(Records about charts and figures)
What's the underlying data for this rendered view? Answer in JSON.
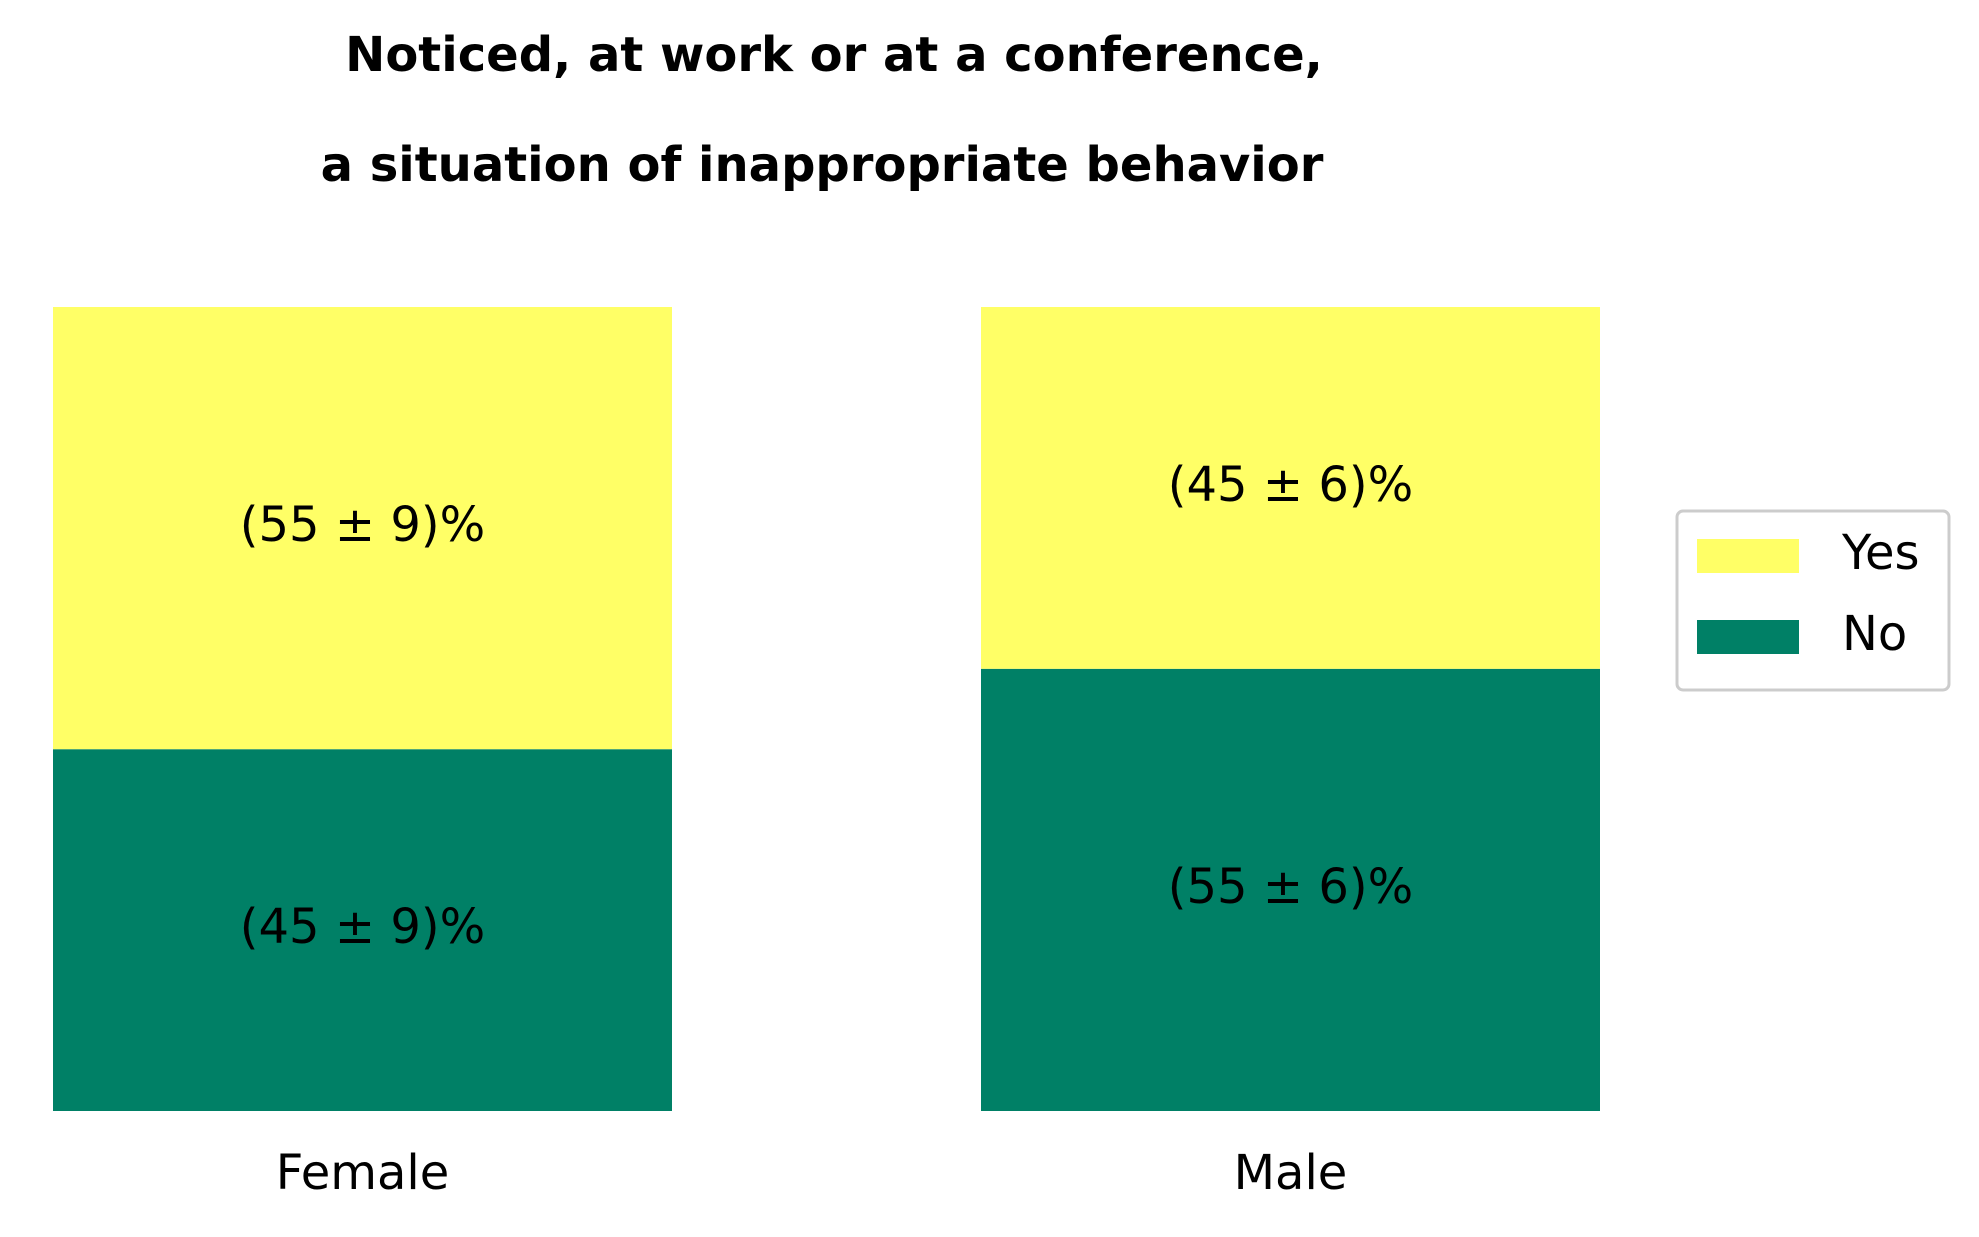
{
  "chart_data": {
    "type": "bar",
    "stacked": true,
    "title": [
      "Noticed, at work or at a conference,",
      "a situation of inappropriate behavior"
    ],
    "categories": [
      "Female",
      "Male"
    ],
    "series": [
      {
        "name": "No",
        "color": "#008066",
        "values": [
          45,
          55
        ],
        "value_labels": [
          "(45 ± 9)%",
          "(55 ± 6)%"
        ]
      },
      {
        "name": "Yes",
        "color": "#ffff66",
        "values": [
          55,
          45
        ],
        "value_labels": [
          "(55 ± 9)%",
          "(45 ± 6)%"
        ]
      }
    ],
    "legend": "right"
  }
}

▸ Exercise prompt:
All of the material above should be reproduced exactly, except the pictures.

▸ Answer below:
What's the underlying data for this rendered view? Answer in JSON.
{
  "chart_data": {
    "type": "bar",
    "stacked": true,
    "title": [
      "Noticed, at work or at a conference,",
      "a situation of inappropriate behavior"
    ],
    "categories": [
      "Female",
      "Male"
    ],
    "series": [
      {
        "name": "No",
        "color": "#008066",
        "values": [
          45,
          55
        ],
        "value_labels": [
          "(45 ± 9)%",
          "(55 ± 6)%"
        ]
      },
      {
        "name": "Yes",
        "color": "#ffff66",
        "values": [
          55,
          45
        ],
        "value_labels": [
          "(55 ± 9)%",
          "(45 ± 6)%"
        ]
      }
    ],
    "legend": "right"
  }
}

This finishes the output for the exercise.